►
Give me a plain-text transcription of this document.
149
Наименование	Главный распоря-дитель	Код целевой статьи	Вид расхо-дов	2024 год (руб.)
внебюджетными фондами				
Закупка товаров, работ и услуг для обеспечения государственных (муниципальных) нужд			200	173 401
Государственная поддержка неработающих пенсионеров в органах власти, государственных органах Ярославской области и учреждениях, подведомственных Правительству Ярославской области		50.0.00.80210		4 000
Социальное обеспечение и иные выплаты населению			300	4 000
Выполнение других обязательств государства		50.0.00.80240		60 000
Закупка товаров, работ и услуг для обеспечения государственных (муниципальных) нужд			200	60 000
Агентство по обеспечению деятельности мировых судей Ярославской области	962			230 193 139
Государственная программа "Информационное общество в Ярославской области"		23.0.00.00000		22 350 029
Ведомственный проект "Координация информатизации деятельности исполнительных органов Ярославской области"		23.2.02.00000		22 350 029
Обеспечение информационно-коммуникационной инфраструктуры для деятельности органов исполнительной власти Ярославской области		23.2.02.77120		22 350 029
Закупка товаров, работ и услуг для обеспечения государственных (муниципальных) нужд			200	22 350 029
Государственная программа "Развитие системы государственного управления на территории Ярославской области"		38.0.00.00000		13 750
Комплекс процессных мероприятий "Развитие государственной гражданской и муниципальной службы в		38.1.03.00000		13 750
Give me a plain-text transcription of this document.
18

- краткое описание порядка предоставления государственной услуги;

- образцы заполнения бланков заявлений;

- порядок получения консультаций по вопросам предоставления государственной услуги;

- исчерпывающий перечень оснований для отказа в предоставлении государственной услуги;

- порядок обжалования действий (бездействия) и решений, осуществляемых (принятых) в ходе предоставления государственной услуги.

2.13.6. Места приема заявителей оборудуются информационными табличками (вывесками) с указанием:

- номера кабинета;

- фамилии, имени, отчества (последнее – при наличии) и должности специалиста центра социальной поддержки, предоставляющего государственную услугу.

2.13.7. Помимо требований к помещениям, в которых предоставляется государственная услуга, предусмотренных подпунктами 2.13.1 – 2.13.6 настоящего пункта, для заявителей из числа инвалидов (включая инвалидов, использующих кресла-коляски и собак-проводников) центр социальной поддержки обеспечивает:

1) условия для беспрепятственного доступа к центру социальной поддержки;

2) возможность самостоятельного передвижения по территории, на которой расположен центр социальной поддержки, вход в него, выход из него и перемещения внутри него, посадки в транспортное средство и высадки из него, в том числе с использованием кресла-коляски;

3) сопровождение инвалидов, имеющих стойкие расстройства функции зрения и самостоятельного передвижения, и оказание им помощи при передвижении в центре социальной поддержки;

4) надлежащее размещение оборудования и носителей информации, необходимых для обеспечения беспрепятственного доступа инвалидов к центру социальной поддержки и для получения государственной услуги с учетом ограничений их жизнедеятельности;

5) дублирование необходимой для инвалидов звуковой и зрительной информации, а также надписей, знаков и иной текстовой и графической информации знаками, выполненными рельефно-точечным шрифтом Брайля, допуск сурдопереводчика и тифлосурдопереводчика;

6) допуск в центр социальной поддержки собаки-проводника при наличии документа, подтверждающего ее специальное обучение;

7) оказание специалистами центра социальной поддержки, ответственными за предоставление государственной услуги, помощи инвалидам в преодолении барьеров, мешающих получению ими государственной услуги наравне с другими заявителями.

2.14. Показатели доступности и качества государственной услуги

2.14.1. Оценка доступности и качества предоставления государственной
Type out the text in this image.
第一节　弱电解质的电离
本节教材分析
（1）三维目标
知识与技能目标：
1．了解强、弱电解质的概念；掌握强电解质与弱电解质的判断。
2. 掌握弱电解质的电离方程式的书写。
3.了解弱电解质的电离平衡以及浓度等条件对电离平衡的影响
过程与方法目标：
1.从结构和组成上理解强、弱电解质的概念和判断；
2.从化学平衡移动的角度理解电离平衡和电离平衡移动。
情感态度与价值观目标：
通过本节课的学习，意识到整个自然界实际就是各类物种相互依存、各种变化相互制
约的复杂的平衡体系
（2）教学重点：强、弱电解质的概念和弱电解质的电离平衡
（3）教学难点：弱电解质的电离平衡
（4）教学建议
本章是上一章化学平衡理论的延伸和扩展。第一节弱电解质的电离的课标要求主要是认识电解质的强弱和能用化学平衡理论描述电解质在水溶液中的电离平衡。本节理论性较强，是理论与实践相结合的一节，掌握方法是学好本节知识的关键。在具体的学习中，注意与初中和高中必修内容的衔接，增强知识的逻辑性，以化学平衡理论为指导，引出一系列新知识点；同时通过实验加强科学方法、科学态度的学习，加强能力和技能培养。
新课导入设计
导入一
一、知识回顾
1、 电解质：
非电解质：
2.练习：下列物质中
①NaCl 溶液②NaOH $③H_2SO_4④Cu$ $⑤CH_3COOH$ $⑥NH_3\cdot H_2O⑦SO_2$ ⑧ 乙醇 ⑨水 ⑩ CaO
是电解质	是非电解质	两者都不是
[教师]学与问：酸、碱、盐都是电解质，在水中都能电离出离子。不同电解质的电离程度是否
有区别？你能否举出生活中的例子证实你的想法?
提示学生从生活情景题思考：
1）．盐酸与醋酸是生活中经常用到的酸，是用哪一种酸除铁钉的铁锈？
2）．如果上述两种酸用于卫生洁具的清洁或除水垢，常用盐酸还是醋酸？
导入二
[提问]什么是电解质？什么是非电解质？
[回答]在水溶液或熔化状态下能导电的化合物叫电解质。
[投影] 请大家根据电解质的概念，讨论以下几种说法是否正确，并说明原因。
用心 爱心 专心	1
◄
| SHORT TASK |
Extract all of the data above without altering anything.

| EXERCISE SOLUTION |
Give me a plain-text transcription of this document.
149
Наименование	Главный распоря-дитель	Код целевой статьи	Вид расхо-дов	2024 год (руб.)
внебюджетными фондами				
Закупка товаров, работ и услуг для обеспечения государственных (муниципальных) нужд			200	173 401
Государственная поддержка неработающих пенсионеров в органах власти, государственных органах Ярославской области и учреждениях, подведомственных Правительству Ярославской области		50.0.00.80210		4 000
Социальное обеспечение и иные выплаты населению			300	4 000
Выполнение других обязательств государства		50.0.00.80240		60 000
Закупка товаров, работ и услуг для обеспечения государственных (муниципальных) нужд			200	60 000
Агентство по обеспечению деятельности мировых судей Ярославской области	962			230 193 139
Государственная программа "Информационное общество в Ярославской области"		23.0.00.00000		22 350 029
Ведомственный проект "Координация информатизации деятельности исполнительных органов Ярославской области"		23.2.02.00000		22 350 029
Обеспечение информационно-коммуникационной инфраструктуры для деятельности органов исполнительной власти Ярославской области		23.2.02.77120		22 350 029
Закупка товаров, работ и услуг для обеспечения государственных (муниципальных) нужд			200	22 350 029
Государственная программа "Развитие системы государственного управления на территории Ярославской области"		38.0.00.00000		13 750
Комплекс процессных мероприятий "Развитие государственной гражданской и муниципальной службы в		38.1.03.00000		13 750
Give me a plain-text transcription of this document.
18

- краткое описание порядка предоставления государственной услуги;

- образцы заполнения бланков заявлений;

- порядок получения консультаций по вопросам предоставления государственной услуги;

- исчерпывающий перечень оснований для отказа в предоставлении государственной услуги;

- порядок обжалования действий (бездействия) и решений, осуществляемых (принятых) в ходе предоставления государственной услуги.

2.13.6. Места приема заявителей оборудуются информационными табличками (вывесками) с указанием:

- номера кабинета;

- фамилии, имени, отчества (последнее – при наличии) и должности специалиста центра социальной поддержки, предоставляющего государственную услугу.

2.13.7. Помимо требований к помещениям, в которых предоставляется государственная услуга, предусмотренных подпунктами 2.13.1 – 2.13.6 настоящего пункта, для заявителей из числа инвалидов (включая инвалидов, использующих кресла-коляски и собак-проводников) центр социальной поддержки обеспечивает:

1) условия для беспрепятственного доступа к центру социальной поддержки;

2) возможность самостоятельного передвижения по территории, на которой расположен центр социальной поддержки, вход в него, выход из него и перемещения внутри него, посадки в транспортное средство и высадки из него, в том числе с использованием кресла-коляски;

3) сопровождение инвалидов, имеющих стойкие расстройства функции зрения и самостоятельного передвижения, и оказание им помощи при передвижении в центре социальной поддержки;

4) надлежащее размещение оборудования и носителей информации, необходимых для обеспечения беспрепятственного доступа инвалидов к центру социальной поддержки и для получения государственной услуги с учетом ограничений их жизнедеятельности;

5) дублирование необходимой для инвалидов звуковой и зрительной информации, а также надписей, знаков и иной текстовой и графической информации знаками, выполненными рельефно-точечным шрифтом Брайля, допуск сурдопереводчика и тифлосурдопереводчика;

6) допуск в центр социальной поддержки собаки-проводника при наличии документа, подтверждающего ее специальное обучение;

7) оказание специалистами центра социальной поддержки, ответственными за предоставление государственной услуги, помощи инвалидам в преодолении барьеров, мешающих получению ими государственной услуги наравне с другими заявителями.

2.14. Показатели доступности и качества государственной услуги

2.14.1. Оценка доступности и качества предоставления государственной
Type out the text in this image.
第一节　弱电解质的电离
本节教材分析
（1）三维目标
知识与技能目标：
1．了解强、弱电解质的概念；掌握强电解质与弱电解质的判断。
2. 掌握弱电解质的电离方程式的书写。
3.了解弱电解质的电离平衡以及浓度等条件对电离平衡的影响
过程与方法目标：
1.从结构和组成上理解强、弱电解质的概念和判断；
2.从化学平衡移动的角度理解电离平衡和电离平衡移动。
情感态度与价值观目标：
通过本节课的学习，意识到整个自然界实际就是各类物种相互依存、各种变化相互制
约的复杂的平衡体系
（2）教学重点：强、弱电解质的概念和弱电解质的电离平衡
（3）教学难点：弱电解质的电离平衡
（4）教学建议
本章是上一章化学平衡理论的延伸和扩展。第一节弱电解质的电离的课标要求主要是认识电解质的强弱和能用化学平衡理论描述电解质在水溶液中的电离平衡。本节理论性较强，是理论与实践相结合的一节，掌握方法是学好本节知识的关键。在具体的学习中，注意与初中和高中必修内容的衔接，增强知识的逻辑性，以化学平衡理论为指导，引出一系列新知识点；同时通过实验加强科学方法、科学态度的学习，加强能力和技能培养。
新课导入设计
导入一
一、知识回顾
1、 电解质：
非电解质：
2.练习：下列物质中
①NaCl 溶液②NaOH $③H_2SO_4④Cu$ $⑤CH_3COOH$ $⑥NH_3\cdot H_2O⑦SO_2$ ⑧ 乙醇 ⑨水 ⑩ CaO
是电解质	是非电解质	两者都不是
[教师]学与问：酸、碱、盐都是电解质，在水中都能电离出离子。不同电解质的电离程度是否
有区别？你能否举出生活中的例子证实你的想法?
提示学生从生活情景题思考：
1）．盐酸与醋酸是生活中经常用到的酸，是用哪一种酸除铁钉的铁锈？
2）．如果上述两种酸用于卫生洁具的清洁或除水垢，常用盐酸还是醋酸？
导入二
[提问]什么是电解质？什么是非电解质？
[回答]在水溶液或熔化状态下能导电的化合物叫电解质。
[投影] 请大家根据电解质的概念，讨论以下几种说法是否正确，并说明原因。
用心 爱心 专心	1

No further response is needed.